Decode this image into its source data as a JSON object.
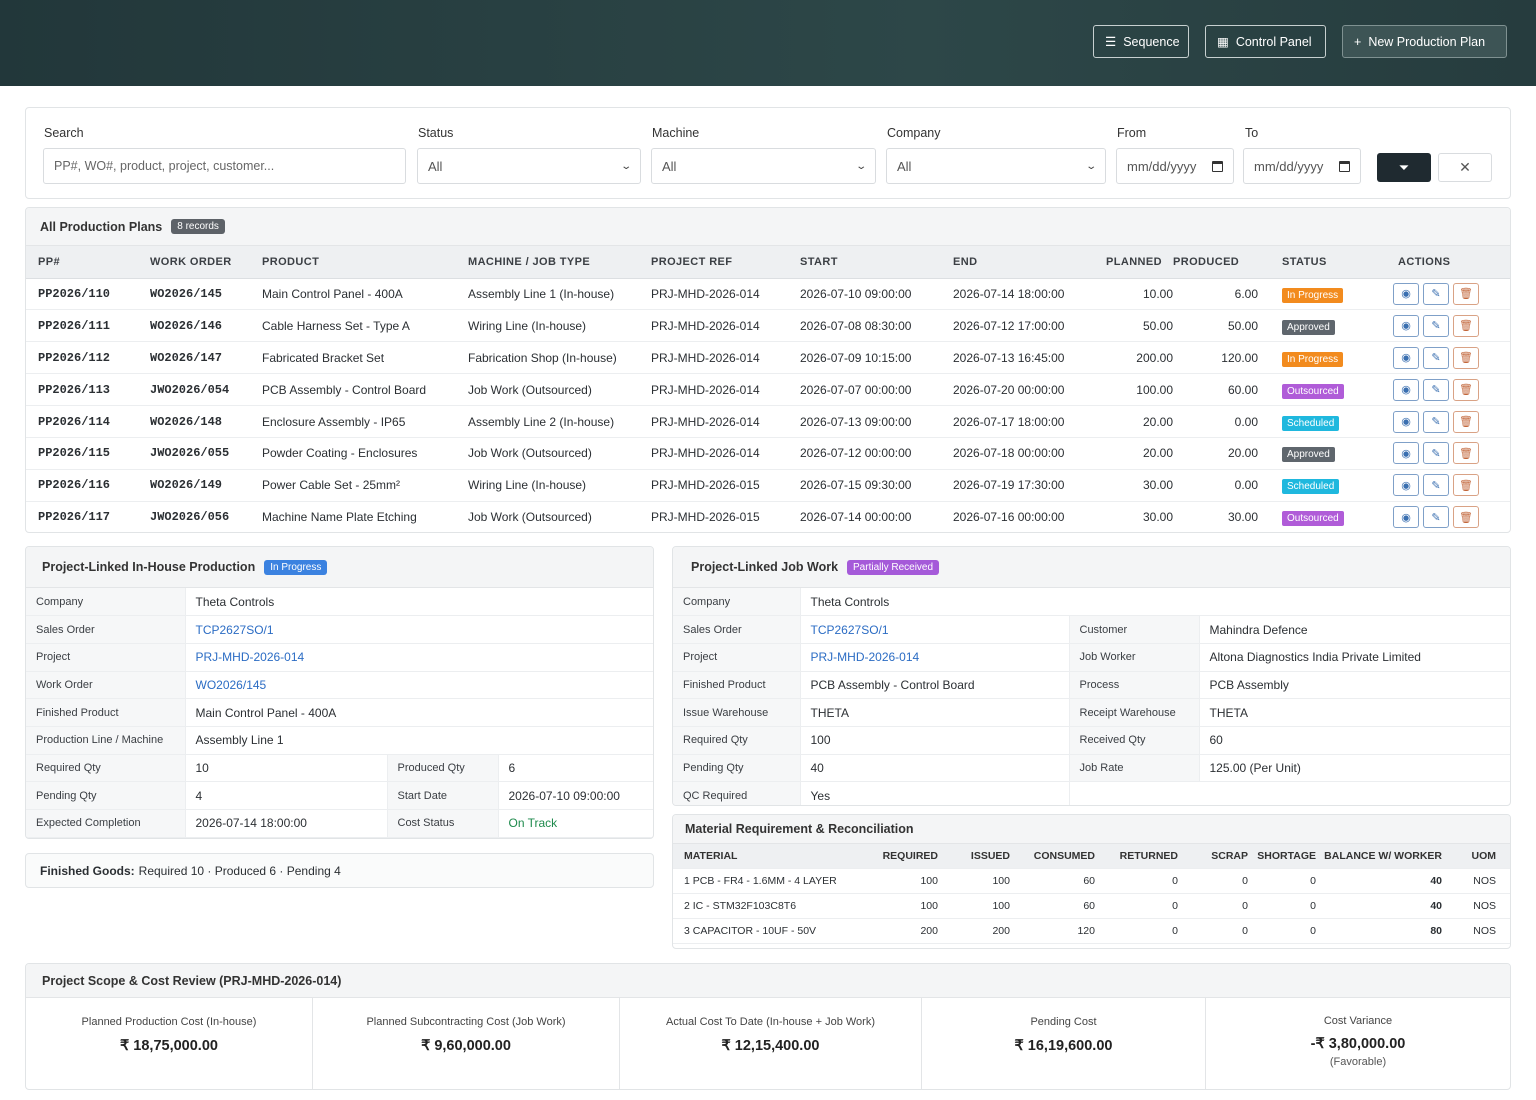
{
  "header": {
    "sequence_label": "Sequence",
    "control_panel_label": "Control Panel",
    "new_plan_label": "New Production Plan"
  },
  "filters": {
    "search_label": "Search",
    "search_placeholder": "PP#, WO#, product, project, customer...",
    "status_label": "Status",
    "status_value": "All",
    "machine_label": "Machine",
    "machine_value": "All",
    "company_label": "Company",
    "company_value": "All",
    "from_label": "From",
    "from_value": "mm/dd/yyyy",
    "to_label": "To",
    "to_value": "mm/dd/yyyy"
  },
  "plans": {
    "title": "All Production Plans",
    "count_badge": "8 records",
    "columns": [
      "PP#",
      "WORK ORDER",
      "PRODUCT",
      "MACHINE / JOB TYPE",
      "PROJECT REF",
      "START",
      "END",
      "PLANNED",
      "PRODUCED",
      "STATUS",
      "ACTIONS"
    ],
    "rows": [
      {
        "pp": "PP2026/110",
        "wo": "WO2026/145",
        "product": "Main Control Panel - 400A",
        "machine": "Assembly Line 1 (In-house)",
        "project": "PRJ-MHD-2026-014",
        "start": "2026-07-10 09:00:00",
        "end": "2026-07-14 18:00:00",
        "planned": "10.00",
        "produced": "6.00",
        "status": "In Progress"
      },
      {
        "pp": "PP2026/111",
        "wo": "WO2026/146",
        "product": "Cable Harness Set - Type A",
        "machine": "Wiring Line (In-house)",
        "project": "PRJ-MHD-2026-014",
        "start": "2026-07-08 08:30:00",
        "end": "2026-07-12 17:00:00",
        "planned": "50.00",
        "produced": "50.00",
        "status": "Approved"
      },
      {
        "pp": "PP2026/112",
        "wo": "WO2026/147",
        "product": "Fabricated Bracket Set",
        "machine": "Fabrication Shop (In-house)",
        "project": "PRJ-MHD-2026-014",
        "start": "2026-07-09 10:15:00",
        "end": "2026-07-13 16:45:00",
        "planned": "200.00",
        "produced": "120.00",
        "status": "In Progress"
      },
      {
        "pp": "PP2026/113",
        "wo": "JWO2026/054",
        "product": "PCB Assembly - Control Board",
        "machine": "Job Work (Outsourced)",
        "project": "PRJ-MHD-2026-014",
        "start": "2026-07-07 00:00:00",
        "end": "2026-07-20 00:00:00",
        "planned": "100.00",
        "produced": "60.00",
        "status": "Outsourced"
      },
      {
        "pp": "PP2026/114",
        "wo": "WO2026/148",
        "product": "Enclosure Assembly - IP65",
        "machine": "Assembly Line 2 (In-house)",
        "project": "PRJ-MHD-2026-014",
        "start": "2026-07-13 09:00:00",
        "end": "2026-07-17 18:00:00",
        "planned": "20.00",
        "produced": "0.00",
        "status": "Scheduled"
      },
      {
        "pp": "PP2026/115",
        "wo": "JWO2026/055",
        "product": "Powder Coating - Enclosures",
        "machine": "Job Work (Outsourced)",
        "project": "PRJ-MHD-2026-014",
        "start": "2026-07-12 00:00:00",
        "end": "2026-07-18 00:00:00",
        "planned": "20.00",
        "produced": "20.00",
        "status": "Approved"
      },
      {
        "pp": "PP2026/116",
        "wo": "WO2026/149",
        "product": "Power Cable Set - 25mm²",
        "machine": "Wiring Line (In-house)",
        "project": "PRJ-MHD-2026-015",
        "start": "2026-07-15 09:30:00",
        "end": "2026-07-19 17:30:00",
        "planned": "30.00",
        "produced": "0.00",
        "status": "Scheduled"
      },
      {
        "pp": "PP2026/117",
        "wo": "JWO2026/056",
        "product": "Machine Name Plate Etching",
        "machine": "Job Work (Outsourced)",
        "project": "PRJ-MHD-2026-015",
        "start": "2026-07-14 00:00:00",
        "end": "2026-07-16 00:00:00",
        "planned": "30.00",
        "produced": "30.00",
        "status": "Outsourced"
      }
    ]
  },
  "status_colors": {
    "In Progress": "#f28b1e",
    "Approved": "#5f666d",
    "Outsourced": "#b05cd8",
    "Scheduled": "#1fb8de"
  },
  "inhouse": {
    "title": "Project-Linked In-House Production",
    "badge": "In Progress",
    "company_label": "Company",
    "company": "Theta Controls",
    "so_label": "Sales Order",
    "so": "TCP2627SO/1",
    "project_label": "Project",
    "project": "PRJ-MHD-2026-014",
    "wo_label": "Work Order",
    "wo": "WO2026/145",
    "fp_label": "Finished Product",
    "fp": "Main Control Panel - 400A",
    "line_label": "Production Line / Machine",
    "line": "Assembly Line 1",
    "req_label": "Required Qty",
    "req": "10",
    "prod_label": "Produced Qty",
    "prod": "6",
    "pend_label": "Pending Qty",
    "pend": "4",
    "start_label": "Start Date",
    "start": "2026-07-10 09:00:00",
    "exp_label": "Expected Completion",
    "exp": "2026-07-14 18:00:00",
    "cost_label": "Cost Status",
    "cost": "On Track"
  },
  "finished_goods": {
    "label": "Finished Goods:",
    "text": "Required 10 · Produced 6 · Pending 4"
  },
  "jobwork": {
    "title": "Project-Linked Job Work",
    "badge": "Partially Received",
    "company_label": "Company",
    "company": "Theta Controls",
    "so_label": "Sales Order",
    "so": "TCP2627SO/1",
    "customer_label": "Customer",
    "customer": "Mahindra Defence",
    "project_label": "Project",
    "project": "PRJ-MHD-2026-014",
    "worker_label": "Job Worker",
    "worker": "Altona Diagnostics India Private Limited",
    "fp_label": "Finished Product",
    "fp": "PCB Assembly - Control Board",
    "process_label": "Process",
    "process": "PCB Assembly",
    "iw_label": "Issue Warehouse",
    "iw": "THETA",
    "rw_label": "Receipt Warehouse",
    "rw": "THETA",
    "req_label": "Required Qty",
    "req": "100",
    "recv_label": "Received Qty",
    "recv": "60",
    "pend_label": "Pending Qty",
    "pend": "40",
    "rate_label": "Job Rate",
    "rate": "125.00 (Per Unit)",
    "qc_label": "QC Required",
    "qc": "Yes"
  },
  "materials": {
    "title": "Material Requirement & Reconciliation",
    "columns": [
      "MATERIAL",
      "REQUIRED",
      "ISSUED",
      "CONSUMED",
      "RETURNED",
      "SCRAP",
      "SHORTAGE",
      "BALANCE W/ WORKER",
      "UOM"
    ],
    "rows": [
      {
        "material": "1 PCB - FR4 - 1.6MM - 4 LAYER",
        "required": "100",
        "issued": "100",
        "consumed": "60",
        "returned": "0",
        "scrap": "0",
        "shortage": "0",
        "balance": "40",
        "uom": "NOS"
      },
      {
        "material": "2 IC - STM32F103C8T6",
        "required": "100",
        "issued": "100",
        "consumed": "60",
        "returned": "0",
        "scrap": "0",
        "shortage": "0",
        "balance": "40",
        "uom": "NOS"
      },
      {
        "material": "3 CAPACITOR - 10UF - 50V",
        "required": "200",
        "issued": "200",
        "consumed": "120",
        "returned": "0",
        "scrap": "0",
        "shortage": "0",
        "balance": "80",
        "uom": "NOS"
      }
    ]
  },
  "cost_review": {
    "title": "Project Scope & Cost Review (PRJ-MHD-2026-014)",
    "cells": [
      {
        "label": "Planned Production Cost (In-house)",
        "value": "₹ 18,75,000.00"
      },
      {
        "label": "Planned Subcontracting Cost (Job Work)",
        "value": "₹ 9,60,000.00"
      },
      {
        "label": "Actual Cost To Date (In-house + Job Work)",
        "value": "₹ 12,15,400.00"
      },
      {
        "label": "Pending Cost",
        "value": "₹ 16,19,600.00"
      },
      {
        "label": "Cost Variance",
        "value": "-₹ 3,80,000.00",
        "note": "(Favorable)"
      }
    ]
  }
}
=======
» **TASK GOAL**
Generate a word-for-word copy of the preceding records, excluding all pictures.

» **COMPLETED EXERCISE**
Decode this image into its source data as a JSON object.
{
  "header": {
    "sequence_label": "Sequence",
    "control_panel_label": "Control Panel",
    "new_plan_label": "New Production Plan"
  },
  "filters": {
    "search_label": "Search",
    "search_placeholder": "PP#, WO#, product, project, customer...",
    "status_label": "Status",
    "status_value": "All",
    "machine_label": "Machine",
    "machine_value": "All",
    "company_label": "Company",
    "company_value": "All",
    "from_label": "From",
    "from_value": "mm/dd/yyyy",
    "to_label": "To",
    "to_value": "mm/dd/yyyy"
  },
  "plans": {
    "title": "All Production Plans",
    "count_badge": "8 records",
    "columns": [
      "PP#",
      "WORK ORDER",
      "PRODUCT",
      "MACHINE / JOB TYPE",
      "PROJECT REF",
      "START",
      "END",
      "PLANNED",
      "PRODUCED",
      "STATUS",
      "ACTIONS"
    ],
    "rows": [
      {
        "pp": "PP2026/110",
        "wo": "WO2026/145",
        "product": "Main Control Panel - 400A",
        "machine": "Assembly Line 1 (In-house)",
        "project": "PRJ-MHD-2026-014",
        "start": "2026-07-10 09:00:00",
        "end": "2026-07-14 18:00:00",
        "planned": "10.00",
        "produced": "6.00",
        "status": "In Progress"
      },
      {
        "pp": "PP2026/111",
        "wo": "WO2026/146",
        "product": "Cable Harness Set - Type A",
        "machine": "Wiring Line (In-house)",
        "project": "PRJ-MHD-2026-014",
        "start": "2026-07-08 08:30:00",
        "end": "2026-07-12 17:00:00",
        "planned": "50.00",
        "produced": "50.00",
        "status": "Approved"
      },
      {
        "pp": "PP2026/112",
        "wo": "WO2026/147",
        "product": "Fabricated Bracket Set",
        "machine": "Fabrication Shop (In-house)",
        "project": "PRJ-MHD-2026-014",
        "start": "2026-07-09 10:15:00",
        "end": "2026-07-13 16:45:00",
        "planned": "200.00",
        "produced": "120.00",
        "status": "In Progress"
      },
      {
        "pp": "PP2026/113",
        "wo": "JWO2026/054",
        "product": "PCB Assembly - Control Board",
        "machine": "Job Work (Outsourced)",
        "project": "PRJ-MHD-2026-014",
        "start": "2026-07-07 00:00:00",
        "end": "2026-07-20 00:00:00",
        "planned": "100.00",
        "produced": "60.00",
        "status": "Outsourced"
      },
      {
        "pp": "PP2026/114",
        "wo": "WO2026/148",
        "product": "Enclosure Assembly - IP65",
        "machine": "Assembly Line 2 (In-house)",
        "project": "PRJ-MHD-2026-014",
        "start": "2026-07-13 09:00:00",
        "end": "2026-07-17 18:00:00",
        "planned": "20.00",
        "produced": "0.00",
        "status": "Scheduled"
      },
      {
        "pp": "PP2026/115",
        "wo": "JWO2026/055",
        "product": "Powder Coating - Enclosures",
        "machine": "Job Work (Outsourced)",
        "project": "PRJ-MHD-2026-014",
        "start": "2026-07-12 00:00:00",
        "end": "2026-07-18 00:00:00",
        "planned": "20.00",
        "produced": "20.00",
        "status": "Approved"
      },
      {
        "pp": "PP2026/116",
        "wo": "WO2026/149",
        "product": "Power Cable Set - 25mm²",
        "machine": "Wiring Line (In-house)",
        "project": "PRJ-MHD-2026-015",
        "start": "2026-07-15 09:30:00",
        "end": "2026-07-19 17:30:00",
        "planned": "30.00",
        "produced": "0.00",
        "status": "Scheduled"
      },
      {
        "pp": "PP2026/117",
        "wo": "JWO2026/056",
        "product": "Machine Name Plate Etching",
        "machine": "Job Work (Outsourced)",
        "project": "PRJ-MHD-2026-015",
        "start": "2026-07-14 00:00:00",
        "end": "2026-07-16 00:00:00",
        "planned": "30.00",
        "produced": "30.00",
        "status": "Outsourced"
      }
    ]
  },
  "status_colors": {
    "In Progress": "#f28b1e",
    "Approved": "#5f666d",
    "Outsourced": "#b05cd8",
    "Scheduled": "#1fb8de"
  },
  "inhouse": {
    "title": "Project-Linked In-House Production",
    "badge": "In Progress",
    "company_label": "Company",
    "company": "Theta Controls",
    "so_label": "Sales Order",
    "so": "TCP2627SO/1",
    "project_label": "Project",
    "project": "PRJ-MHD-2026-014",
    "wo_label": "Work Order",
    "wo": "WO2026/145",
    "fp_label": "Finished Product",
    "fp": "Main Control Panel - 400A",
    "line_label": "Production Line / Machine",
    "line": "Assembly Line 1",
    "req_label": "Required Qty",
    "req": "10",
    "prod_label": "Produced Qty",
    "prod": "6",
    "pend_label": "Pending Qty",
    "pend": "4",
    "start_label": "Start Date",
    "start": "2026-07-10 09:00:00",
    "exp_label": "Expected Completion",
    "exp": "2026-07-14 18:00:00",
    "cost_label": "Cost Status",
    "cost": "On Track"
  },
  "finished_goods": {
    "label": "Finished Goods:",
    "text": "Required 10 · Produced 6 · Pending 4"
  },
  "jobwork": {
    "title": "Project-Linked Job Work",
    "badge": "Partially Received",
    "company_label": "Company",
    "company": "Theta Controls",
    "so_label": "Sales Order",
    "so": "TCP2627SO/1",
    "customer_label": "Customer",
    "customer": "Mahindra Defence",
    "project_label": "Project",
    "project": "PRJ-MHD-2026-014",
    "worker_label": "Job Worker",
    "worker": "Altona Diagnostics India Private Limited",
    "fp_label": "Finished Product",
    "fp": "PCB Assembly - Control Board",
    "process_label": "Process",
    "process": "PCB Assembly",
    "iw_label": "Issue Warehouse",
    "iw": "THETA",
    "rw_label": "Receipt Warehouse",
    "rw": "THETA",
    "req_label": "Required Qty",
    "req": "100",
    "recv_label": "Received Qty",
    "recv": "60",
    "pend_label": "Pending Qty",
    "pend": "40",
    "rate_label": "Job Rate",
    "rate": "125.00 (Per Unit)",
    "qc_label": "QC Required",
    "qc": "Yes"
  },
  "materials": {
    "title": "Material Requirement & Reconciliation",
    "columns": [
      "MATERIAL",
      "REQUIRED",
      "ISSUED",
      "CONSUMED",
      "RETURNED",
      "SCRAP",
      "SHORTAGE",
      "BALANCE W/ WORKER",
      "UOM"
    ],
    "rows": [
      {
        "material": "1 PCB - FR4 - 1.6MM - 4 LAYER",
        "required": "100",
        "issued": "100",
        "consumed": "60",
        "returned": "0",
        "scrap": "0",
        "shortage": "0",
        "balance": "40",
        "uom": "NOS"
      },
      {
        "material": "2 IC - STM32F103C8T6",
        "required": "100",
        "issued": "100",
        "consumed": "60",
        "returned": "0",
        "scrap": "0",
        "shortage": "0",
        "balance": "40",
        "uom": "NOS"
      },
      {
        "material": "3 CAPACITOR - 10UF - 50V",
        "required": "200",
        "issued": "200",
        "consumed": "120",
        "returned": "0",
        "scrap": "0",
        "shortage": "0",
        "balance": "80",
        "uom": "NOS"
      }
    ]
  },
  "cost_review": {
    "title": "Project Scope & Cost Review (PRJ-MHD-2026-014)",
    "cells": [
      {
        "label": "Planned Production Cost (In-house)",
        "value": "₹ 18,75,000.00"
      },
      {
        "label": "Planned Subcontracting Cost (Job Work)",
        "value": "₹ 9,60,000.00"
      },
      {
        "label": "Actual Cost To Date (In-house + Job Work)",
        "value": "₹ 12,15,400.00"
      },
      {
        "label": "Pending Cost",
        "value": "₹ 16,19,600.00"
      },
      {
        "label": "Cost Variance",
        "value": "-₹ 3,80,000.00",
        "note": "(Favorable)"
      }
    ]
  }
}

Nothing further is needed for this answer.